- _Exercise_
Give every line from the entries that contains "then".

- _Given information_
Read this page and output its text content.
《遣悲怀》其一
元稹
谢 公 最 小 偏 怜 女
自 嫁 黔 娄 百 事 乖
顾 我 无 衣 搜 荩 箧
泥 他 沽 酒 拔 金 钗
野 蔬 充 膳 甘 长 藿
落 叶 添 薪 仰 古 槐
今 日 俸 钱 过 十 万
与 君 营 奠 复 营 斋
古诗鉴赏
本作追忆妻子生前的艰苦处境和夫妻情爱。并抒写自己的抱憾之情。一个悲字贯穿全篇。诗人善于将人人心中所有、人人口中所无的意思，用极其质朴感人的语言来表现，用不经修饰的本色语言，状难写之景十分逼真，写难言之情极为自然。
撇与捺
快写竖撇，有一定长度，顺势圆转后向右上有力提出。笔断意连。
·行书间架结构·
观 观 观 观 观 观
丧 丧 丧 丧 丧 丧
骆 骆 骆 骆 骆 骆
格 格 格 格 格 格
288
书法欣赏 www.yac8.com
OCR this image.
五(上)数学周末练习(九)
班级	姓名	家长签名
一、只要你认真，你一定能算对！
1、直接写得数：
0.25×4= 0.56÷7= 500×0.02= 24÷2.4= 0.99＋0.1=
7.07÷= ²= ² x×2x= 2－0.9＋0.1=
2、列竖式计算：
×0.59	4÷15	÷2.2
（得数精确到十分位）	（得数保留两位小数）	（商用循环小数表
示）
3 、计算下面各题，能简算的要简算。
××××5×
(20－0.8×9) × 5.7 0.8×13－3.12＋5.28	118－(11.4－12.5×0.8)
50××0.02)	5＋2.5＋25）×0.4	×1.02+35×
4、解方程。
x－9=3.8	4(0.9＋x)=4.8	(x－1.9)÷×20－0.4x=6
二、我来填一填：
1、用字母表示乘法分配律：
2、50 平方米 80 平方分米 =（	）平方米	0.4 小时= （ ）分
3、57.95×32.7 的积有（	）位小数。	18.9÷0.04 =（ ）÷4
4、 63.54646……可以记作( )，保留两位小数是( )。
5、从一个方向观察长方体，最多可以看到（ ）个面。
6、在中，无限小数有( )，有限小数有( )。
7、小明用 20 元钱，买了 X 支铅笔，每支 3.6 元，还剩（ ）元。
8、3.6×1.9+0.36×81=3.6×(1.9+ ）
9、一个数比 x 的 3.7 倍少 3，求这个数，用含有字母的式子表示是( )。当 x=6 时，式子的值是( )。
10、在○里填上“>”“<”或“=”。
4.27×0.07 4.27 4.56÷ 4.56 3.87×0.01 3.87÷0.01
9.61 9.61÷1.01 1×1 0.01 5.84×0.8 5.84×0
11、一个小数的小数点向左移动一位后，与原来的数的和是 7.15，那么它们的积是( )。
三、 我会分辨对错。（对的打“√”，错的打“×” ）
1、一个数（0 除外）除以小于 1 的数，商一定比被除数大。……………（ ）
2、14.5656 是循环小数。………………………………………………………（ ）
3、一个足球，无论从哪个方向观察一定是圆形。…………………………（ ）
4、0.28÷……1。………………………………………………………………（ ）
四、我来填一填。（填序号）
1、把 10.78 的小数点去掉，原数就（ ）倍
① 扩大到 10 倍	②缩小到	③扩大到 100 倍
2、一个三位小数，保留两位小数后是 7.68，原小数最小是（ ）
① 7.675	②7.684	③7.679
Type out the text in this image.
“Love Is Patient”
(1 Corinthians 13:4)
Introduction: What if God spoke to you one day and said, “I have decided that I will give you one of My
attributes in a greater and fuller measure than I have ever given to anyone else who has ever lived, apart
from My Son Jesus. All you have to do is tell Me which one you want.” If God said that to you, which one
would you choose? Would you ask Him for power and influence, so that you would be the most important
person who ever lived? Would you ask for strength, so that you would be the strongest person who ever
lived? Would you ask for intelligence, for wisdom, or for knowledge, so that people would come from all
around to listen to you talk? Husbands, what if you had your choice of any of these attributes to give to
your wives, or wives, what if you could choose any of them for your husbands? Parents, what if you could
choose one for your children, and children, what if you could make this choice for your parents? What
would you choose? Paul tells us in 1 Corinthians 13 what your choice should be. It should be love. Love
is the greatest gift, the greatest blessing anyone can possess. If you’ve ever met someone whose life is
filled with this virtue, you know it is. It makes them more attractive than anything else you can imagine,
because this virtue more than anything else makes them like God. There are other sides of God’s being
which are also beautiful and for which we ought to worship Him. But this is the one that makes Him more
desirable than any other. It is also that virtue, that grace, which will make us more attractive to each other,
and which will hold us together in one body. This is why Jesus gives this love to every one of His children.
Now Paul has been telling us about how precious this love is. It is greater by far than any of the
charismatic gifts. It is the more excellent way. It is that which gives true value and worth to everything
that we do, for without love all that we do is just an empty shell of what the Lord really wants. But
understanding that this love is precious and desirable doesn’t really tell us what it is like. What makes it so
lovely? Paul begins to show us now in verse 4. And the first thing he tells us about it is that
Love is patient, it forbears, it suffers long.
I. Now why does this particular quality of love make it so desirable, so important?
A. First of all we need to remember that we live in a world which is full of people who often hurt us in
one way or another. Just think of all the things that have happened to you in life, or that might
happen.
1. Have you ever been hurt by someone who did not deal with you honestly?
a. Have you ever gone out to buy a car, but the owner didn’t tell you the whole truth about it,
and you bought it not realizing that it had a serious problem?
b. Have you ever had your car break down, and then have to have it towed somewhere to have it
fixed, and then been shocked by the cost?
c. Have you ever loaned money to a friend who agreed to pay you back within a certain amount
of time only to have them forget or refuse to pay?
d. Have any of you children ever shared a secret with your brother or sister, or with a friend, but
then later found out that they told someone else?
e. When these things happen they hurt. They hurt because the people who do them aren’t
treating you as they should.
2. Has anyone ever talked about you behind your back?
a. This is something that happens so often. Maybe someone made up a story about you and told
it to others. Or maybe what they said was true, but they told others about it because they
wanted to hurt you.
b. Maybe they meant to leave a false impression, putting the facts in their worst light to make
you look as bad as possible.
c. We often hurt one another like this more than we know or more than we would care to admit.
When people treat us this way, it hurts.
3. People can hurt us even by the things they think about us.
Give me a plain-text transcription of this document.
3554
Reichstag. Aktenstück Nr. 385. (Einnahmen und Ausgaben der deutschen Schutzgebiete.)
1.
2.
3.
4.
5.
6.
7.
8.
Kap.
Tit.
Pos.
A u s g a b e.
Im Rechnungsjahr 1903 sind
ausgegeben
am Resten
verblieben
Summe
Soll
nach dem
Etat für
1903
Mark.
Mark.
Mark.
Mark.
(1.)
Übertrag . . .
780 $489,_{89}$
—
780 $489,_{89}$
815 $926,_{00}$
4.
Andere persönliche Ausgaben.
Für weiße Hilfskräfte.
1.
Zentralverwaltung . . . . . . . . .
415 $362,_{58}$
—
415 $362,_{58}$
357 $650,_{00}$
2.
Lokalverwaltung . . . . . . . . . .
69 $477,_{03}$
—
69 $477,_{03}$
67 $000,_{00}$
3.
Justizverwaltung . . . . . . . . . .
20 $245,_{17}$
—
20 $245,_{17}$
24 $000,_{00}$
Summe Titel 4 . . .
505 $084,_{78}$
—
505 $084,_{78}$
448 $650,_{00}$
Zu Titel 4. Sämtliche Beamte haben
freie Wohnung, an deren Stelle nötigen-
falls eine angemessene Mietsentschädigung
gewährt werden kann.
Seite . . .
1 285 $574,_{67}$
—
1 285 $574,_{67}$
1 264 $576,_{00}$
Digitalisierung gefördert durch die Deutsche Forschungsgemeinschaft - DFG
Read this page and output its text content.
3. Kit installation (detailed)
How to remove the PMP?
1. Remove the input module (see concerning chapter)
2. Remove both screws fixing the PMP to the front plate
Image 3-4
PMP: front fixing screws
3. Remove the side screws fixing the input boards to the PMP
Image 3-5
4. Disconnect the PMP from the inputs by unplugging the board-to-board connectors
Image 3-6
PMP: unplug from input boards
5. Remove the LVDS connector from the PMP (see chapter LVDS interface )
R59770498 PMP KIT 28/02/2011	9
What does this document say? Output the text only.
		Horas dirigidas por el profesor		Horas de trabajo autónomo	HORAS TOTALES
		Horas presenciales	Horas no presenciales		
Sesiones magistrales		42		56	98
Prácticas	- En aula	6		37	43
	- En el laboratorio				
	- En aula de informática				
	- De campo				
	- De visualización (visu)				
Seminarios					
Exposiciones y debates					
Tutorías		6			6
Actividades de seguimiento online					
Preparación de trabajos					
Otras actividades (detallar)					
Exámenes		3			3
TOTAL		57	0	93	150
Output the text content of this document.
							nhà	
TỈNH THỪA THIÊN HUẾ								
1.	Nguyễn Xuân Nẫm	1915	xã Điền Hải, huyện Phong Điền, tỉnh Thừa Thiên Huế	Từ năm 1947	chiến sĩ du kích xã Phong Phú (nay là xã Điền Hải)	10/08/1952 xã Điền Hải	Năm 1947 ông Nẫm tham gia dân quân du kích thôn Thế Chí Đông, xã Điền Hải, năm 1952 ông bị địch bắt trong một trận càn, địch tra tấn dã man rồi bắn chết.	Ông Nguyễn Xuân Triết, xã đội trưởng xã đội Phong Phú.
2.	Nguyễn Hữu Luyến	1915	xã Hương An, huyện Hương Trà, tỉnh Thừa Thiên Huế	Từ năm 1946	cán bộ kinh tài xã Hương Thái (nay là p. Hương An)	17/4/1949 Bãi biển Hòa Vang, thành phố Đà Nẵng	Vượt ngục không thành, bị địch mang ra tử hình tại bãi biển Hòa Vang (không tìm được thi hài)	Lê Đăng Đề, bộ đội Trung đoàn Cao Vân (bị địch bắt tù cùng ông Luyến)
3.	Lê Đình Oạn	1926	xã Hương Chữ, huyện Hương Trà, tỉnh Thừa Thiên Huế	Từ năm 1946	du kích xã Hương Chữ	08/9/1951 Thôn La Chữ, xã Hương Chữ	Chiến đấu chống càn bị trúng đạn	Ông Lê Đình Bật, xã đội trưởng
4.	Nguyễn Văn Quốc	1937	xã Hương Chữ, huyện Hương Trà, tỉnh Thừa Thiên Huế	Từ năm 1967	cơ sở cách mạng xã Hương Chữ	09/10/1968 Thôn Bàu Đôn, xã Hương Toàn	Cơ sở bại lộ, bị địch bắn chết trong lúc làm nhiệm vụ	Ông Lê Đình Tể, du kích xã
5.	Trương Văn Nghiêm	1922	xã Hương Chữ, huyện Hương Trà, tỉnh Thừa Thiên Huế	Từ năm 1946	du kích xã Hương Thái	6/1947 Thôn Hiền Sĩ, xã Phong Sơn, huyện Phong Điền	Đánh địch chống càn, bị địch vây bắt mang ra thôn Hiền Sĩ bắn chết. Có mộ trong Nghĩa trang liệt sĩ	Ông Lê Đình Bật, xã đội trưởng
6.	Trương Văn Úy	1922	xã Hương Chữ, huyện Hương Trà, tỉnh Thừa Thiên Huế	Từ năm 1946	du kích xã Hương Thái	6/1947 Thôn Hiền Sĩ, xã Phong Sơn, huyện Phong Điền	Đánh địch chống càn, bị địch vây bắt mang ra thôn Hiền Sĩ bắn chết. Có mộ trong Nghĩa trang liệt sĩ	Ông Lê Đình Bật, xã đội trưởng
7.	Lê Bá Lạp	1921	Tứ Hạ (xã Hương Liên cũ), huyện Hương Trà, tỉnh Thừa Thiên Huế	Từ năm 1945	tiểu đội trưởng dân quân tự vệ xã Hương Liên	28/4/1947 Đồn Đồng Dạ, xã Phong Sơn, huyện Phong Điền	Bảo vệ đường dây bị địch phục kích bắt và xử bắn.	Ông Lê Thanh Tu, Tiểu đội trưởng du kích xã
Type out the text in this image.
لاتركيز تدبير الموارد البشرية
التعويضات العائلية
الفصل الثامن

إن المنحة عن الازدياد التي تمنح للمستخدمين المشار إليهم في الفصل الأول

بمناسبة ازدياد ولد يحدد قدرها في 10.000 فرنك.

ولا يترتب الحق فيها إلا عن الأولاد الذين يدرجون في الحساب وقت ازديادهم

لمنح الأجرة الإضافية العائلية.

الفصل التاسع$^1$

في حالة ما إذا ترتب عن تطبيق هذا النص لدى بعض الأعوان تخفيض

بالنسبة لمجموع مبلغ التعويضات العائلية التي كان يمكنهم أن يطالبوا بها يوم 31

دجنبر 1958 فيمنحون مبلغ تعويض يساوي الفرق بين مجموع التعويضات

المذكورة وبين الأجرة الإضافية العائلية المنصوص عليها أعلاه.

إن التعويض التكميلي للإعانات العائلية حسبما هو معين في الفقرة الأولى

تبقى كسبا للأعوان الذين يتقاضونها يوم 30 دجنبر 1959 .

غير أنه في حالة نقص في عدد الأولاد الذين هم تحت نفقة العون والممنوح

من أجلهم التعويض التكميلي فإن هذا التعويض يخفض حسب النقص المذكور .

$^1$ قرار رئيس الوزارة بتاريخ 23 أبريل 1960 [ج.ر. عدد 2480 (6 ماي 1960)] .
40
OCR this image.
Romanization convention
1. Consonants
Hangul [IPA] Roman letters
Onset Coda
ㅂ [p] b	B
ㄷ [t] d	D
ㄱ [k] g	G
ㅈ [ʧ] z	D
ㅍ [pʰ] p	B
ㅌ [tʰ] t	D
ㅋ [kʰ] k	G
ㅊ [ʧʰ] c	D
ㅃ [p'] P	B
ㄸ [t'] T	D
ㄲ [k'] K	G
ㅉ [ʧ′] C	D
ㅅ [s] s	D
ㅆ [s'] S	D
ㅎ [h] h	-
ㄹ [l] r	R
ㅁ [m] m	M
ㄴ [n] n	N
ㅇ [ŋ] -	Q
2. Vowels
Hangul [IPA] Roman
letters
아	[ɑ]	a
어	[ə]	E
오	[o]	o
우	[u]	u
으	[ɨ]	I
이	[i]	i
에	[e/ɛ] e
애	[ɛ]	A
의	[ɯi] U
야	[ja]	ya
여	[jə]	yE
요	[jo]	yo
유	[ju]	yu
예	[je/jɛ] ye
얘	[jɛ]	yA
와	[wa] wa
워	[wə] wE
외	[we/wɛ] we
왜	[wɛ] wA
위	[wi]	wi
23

- _Complete answer_
b. Have you ever had your car break down, and then have to have it towed somewhere to have it
fixed, and then been shocked by the cost?
then later found out that they told someone else?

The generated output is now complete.